### Task to complete
Gather each line of the entries below that includes "September".

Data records
-- start --

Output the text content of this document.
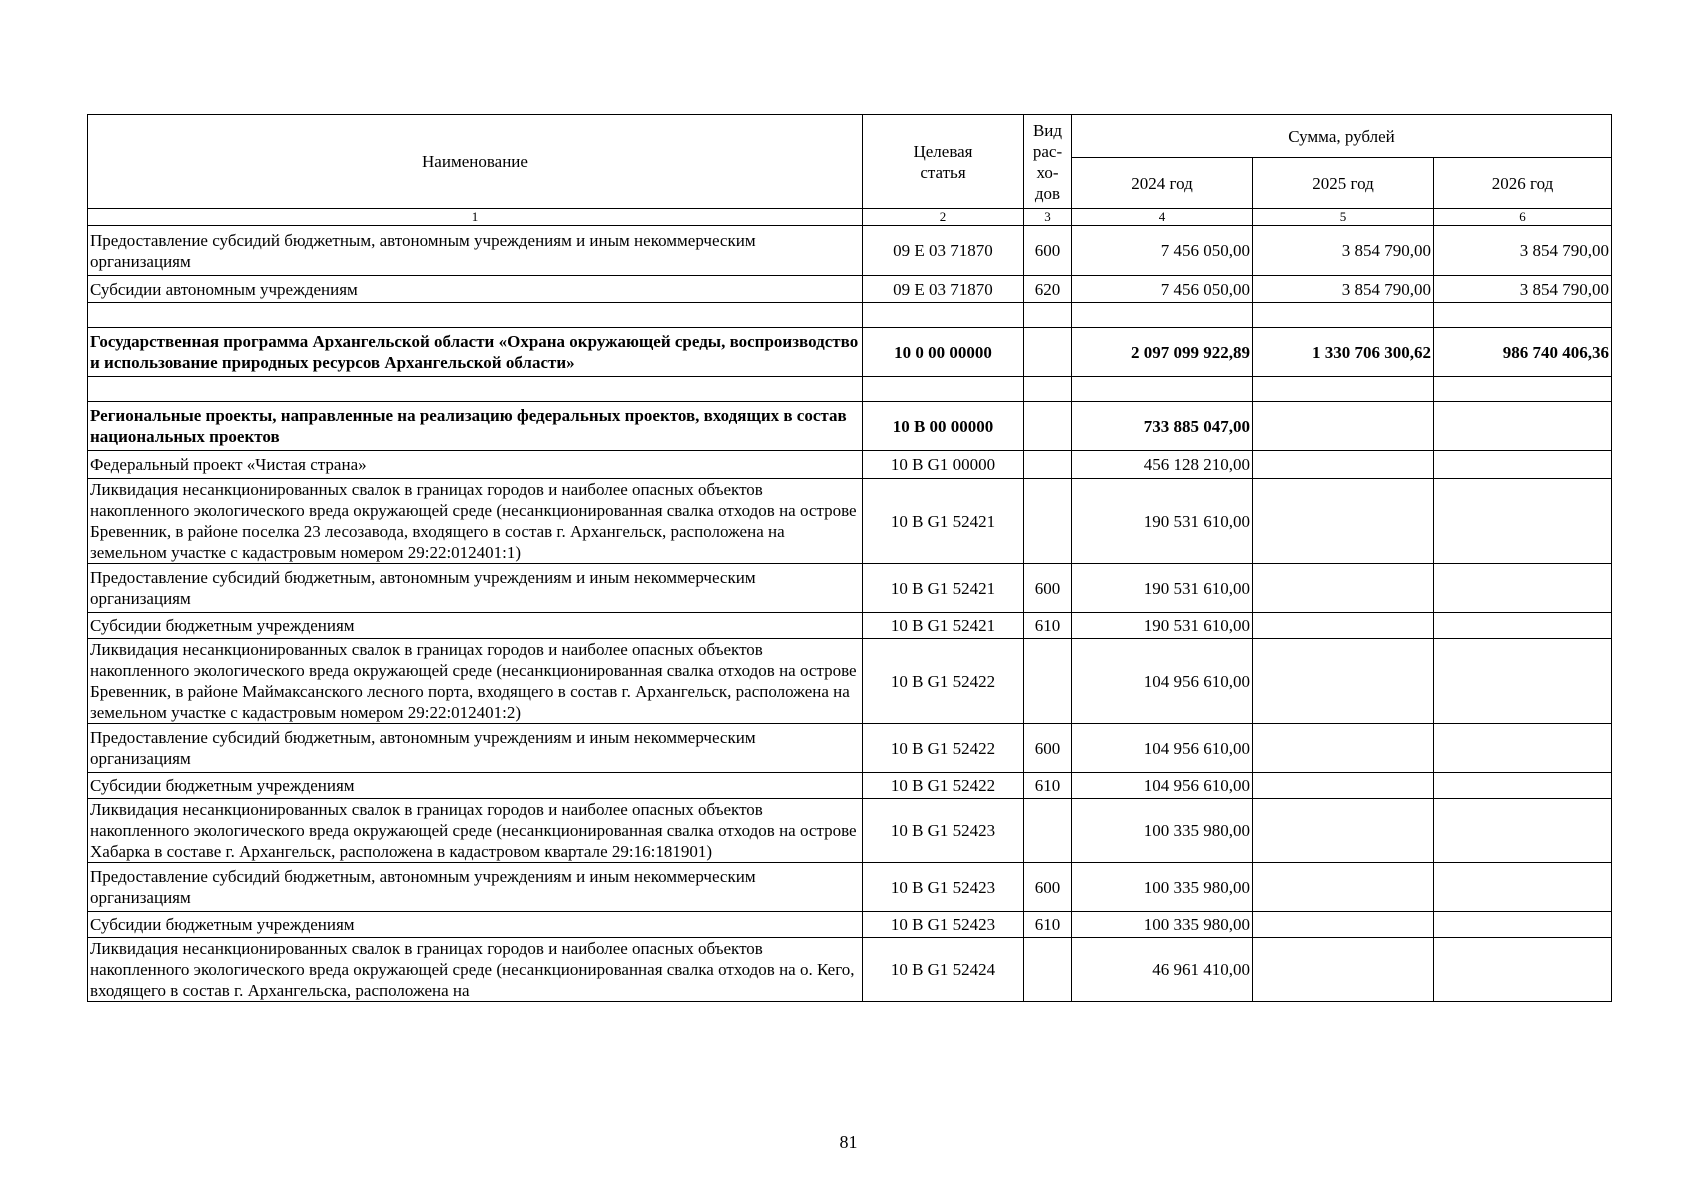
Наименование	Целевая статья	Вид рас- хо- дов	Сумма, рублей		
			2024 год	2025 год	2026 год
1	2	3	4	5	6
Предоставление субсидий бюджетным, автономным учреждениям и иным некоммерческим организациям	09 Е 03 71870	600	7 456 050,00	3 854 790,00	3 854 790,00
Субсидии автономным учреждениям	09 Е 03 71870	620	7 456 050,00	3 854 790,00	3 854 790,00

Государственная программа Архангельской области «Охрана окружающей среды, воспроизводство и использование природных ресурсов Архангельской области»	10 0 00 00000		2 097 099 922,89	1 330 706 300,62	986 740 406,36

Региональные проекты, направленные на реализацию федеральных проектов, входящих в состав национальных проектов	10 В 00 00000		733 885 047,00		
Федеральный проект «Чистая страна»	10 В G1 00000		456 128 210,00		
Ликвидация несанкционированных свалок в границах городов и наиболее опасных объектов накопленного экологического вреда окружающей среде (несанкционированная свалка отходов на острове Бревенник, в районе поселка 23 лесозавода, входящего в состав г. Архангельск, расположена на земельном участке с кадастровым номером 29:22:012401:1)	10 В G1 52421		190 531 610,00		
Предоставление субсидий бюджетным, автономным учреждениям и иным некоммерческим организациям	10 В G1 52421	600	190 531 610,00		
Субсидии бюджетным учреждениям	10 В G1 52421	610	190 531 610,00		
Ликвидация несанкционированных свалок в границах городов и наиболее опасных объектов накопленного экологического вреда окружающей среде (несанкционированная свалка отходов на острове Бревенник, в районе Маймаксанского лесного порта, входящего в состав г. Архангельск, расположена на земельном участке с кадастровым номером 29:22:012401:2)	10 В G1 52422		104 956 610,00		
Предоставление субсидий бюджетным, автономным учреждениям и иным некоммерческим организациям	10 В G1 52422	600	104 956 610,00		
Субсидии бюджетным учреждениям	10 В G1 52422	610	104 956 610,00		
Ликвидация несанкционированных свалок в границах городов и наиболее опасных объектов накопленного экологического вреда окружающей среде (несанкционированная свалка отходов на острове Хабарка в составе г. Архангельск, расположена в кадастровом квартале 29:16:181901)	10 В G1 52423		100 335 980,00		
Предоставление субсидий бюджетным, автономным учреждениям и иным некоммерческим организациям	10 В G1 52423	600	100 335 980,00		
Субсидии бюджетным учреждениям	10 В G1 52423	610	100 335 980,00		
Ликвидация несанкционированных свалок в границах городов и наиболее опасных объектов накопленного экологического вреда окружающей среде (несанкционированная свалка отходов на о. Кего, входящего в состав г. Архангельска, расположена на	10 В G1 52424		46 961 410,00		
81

-- end --
-- start --

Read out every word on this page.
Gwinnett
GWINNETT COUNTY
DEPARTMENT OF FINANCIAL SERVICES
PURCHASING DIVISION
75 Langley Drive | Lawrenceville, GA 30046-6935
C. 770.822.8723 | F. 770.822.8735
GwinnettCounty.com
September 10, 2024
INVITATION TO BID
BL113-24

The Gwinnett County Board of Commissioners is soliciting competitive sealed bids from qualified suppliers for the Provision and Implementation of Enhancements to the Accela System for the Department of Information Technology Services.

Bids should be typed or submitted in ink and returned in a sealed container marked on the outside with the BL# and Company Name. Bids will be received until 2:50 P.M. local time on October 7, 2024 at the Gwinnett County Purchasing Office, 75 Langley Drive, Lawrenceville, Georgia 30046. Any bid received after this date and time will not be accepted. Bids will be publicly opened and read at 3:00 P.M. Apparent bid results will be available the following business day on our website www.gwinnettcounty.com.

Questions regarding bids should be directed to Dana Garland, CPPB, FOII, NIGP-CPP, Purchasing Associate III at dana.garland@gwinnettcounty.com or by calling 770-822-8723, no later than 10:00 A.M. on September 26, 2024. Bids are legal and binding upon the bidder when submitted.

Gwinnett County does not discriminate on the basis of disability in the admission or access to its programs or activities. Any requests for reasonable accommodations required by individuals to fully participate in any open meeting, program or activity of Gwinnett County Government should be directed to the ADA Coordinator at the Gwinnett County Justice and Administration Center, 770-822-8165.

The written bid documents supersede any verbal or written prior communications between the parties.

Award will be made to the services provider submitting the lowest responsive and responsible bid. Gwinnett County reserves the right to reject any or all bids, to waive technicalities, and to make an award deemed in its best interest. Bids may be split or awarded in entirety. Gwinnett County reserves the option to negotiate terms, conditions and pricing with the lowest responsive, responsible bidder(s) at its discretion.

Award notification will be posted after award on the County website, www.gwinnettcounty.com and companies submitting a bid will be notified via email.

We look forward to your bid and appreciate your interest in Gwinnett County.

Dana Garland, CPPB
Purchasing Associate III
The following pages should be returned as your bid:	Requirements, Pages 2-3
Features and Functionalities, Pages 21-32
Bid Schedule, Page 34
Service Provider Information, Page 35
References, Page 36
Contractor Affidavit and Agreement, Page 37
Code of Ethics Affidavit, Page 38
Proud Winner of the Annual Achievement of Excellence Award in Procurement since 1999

-- end --

### Final result
September 10, 2024
Questions regarding bids should be directed to Dana Garland, CPPB, FOII, NIGP-CPP, Purchasing Associate III at dana.garland@gwinnettcounty.com or by calling 770-822-8723, no later than 10:00 A.M. on September 26, 2024. Bids are legal and binding upon the bidder when submitted.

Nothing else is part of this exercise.